*Aim*. Every entry below must appear again, exactly as written.

*Records from a data source*.
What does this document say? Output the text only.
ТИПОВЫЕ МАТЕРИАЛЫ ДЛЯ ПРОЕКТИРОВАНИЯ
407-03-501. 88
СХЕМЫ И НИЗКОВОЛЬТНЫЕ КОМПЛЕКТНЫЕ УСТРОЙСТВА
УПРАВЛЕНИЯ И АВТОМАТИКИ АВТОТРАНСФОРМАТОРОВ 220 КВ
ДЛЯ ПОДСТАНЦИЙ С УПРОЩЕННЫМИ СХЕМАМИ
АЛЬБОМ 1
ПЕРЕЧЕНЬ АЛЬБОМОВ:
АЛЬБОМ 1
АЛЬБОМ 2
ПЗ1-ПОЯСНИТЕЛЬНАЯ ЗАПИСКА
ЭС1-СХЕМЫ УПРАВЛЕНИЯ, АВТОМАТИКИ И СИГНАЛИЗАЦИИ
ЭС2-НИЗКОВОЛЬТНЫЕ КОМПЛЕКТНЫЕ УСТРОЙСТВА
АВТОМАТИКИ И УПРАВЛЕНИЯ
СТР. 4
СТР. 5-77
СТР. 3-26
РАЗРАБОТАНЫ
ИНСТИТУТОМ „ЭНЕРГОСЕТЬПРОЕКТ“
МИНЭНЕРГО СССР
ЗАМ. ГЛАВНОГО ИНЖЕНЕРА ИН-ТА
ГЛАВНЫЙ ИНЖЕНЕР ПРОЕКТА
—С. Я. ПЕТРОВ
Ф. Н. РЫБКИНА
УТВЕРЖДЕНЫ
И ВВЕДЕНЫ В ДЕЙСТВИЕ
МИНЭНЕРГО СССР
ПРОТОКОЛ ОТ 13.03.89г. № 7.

*Correct result*.
What does this document say? Output the text only.
ТИПОВЫЕ МАТЕРИАЛЫ ДЛЯ ПРОЕКТИРОВАНИЯ
407-03-501. 88
СХЕМЫ И НИЗКОВОЛЬТНЫЕ КОМПЛЕКТНЫЕ УСТРОЙСТВА
УПРАВЛЕНИЯ И АВТОМАТИКИ АВТОТРАНСФОРМАТОРОВ 220 КВ
ДЛЯ ПОДСТАНЦИЙ С УПРОЩЕННЫМИ СХЕМАМИ
АЛЬБОМ 1
ПЕРЕЧЕНЬ АЛЬБОМОВ:
АЛЬБОМ 1
АЛЬБОМ 2
ПЗ1-ПОЯСНИТЕЛЬНАЯ ЗАПИСКА
ЭС1-СХЕМЫ УПРАВЛЕНИЯ, АВТОМАТИКИ И СИГНАЛИЗАЦИИ
ЭС2-НИЗКОВОЛЬТНЫЕ КОМПЛЕКТНЫЕ УСТРОЙСТВА
АВТОМАТИКИ И УПРАВЛЕНИЯ
СТР. 4
СТР. 5-77
СТР. 3-26
РАЗРАБОТАНЫ
ИНСТИТУТОМ „ЭНЕРГОСЕТЬПРОЕКТ“
МИНЭНЕРГО СССР
ЗАМ. ГЛАВНОГО ИНЖЕНЕРА ИН-ТА
ГЛАВНЫЙ ИНЖЕНЕР ПРОЕКТА
—С. Я. ПЕТРОВ
Ф. Н. РЫБКИНА
УТВЕРЖДЕНЫ
И ВВЕДЕНЫ В ДЕЙСТВИЕ
МИНЭНЕРГО СССР
ПРОТОКОЛ ОТ 13.03.89г. № 7.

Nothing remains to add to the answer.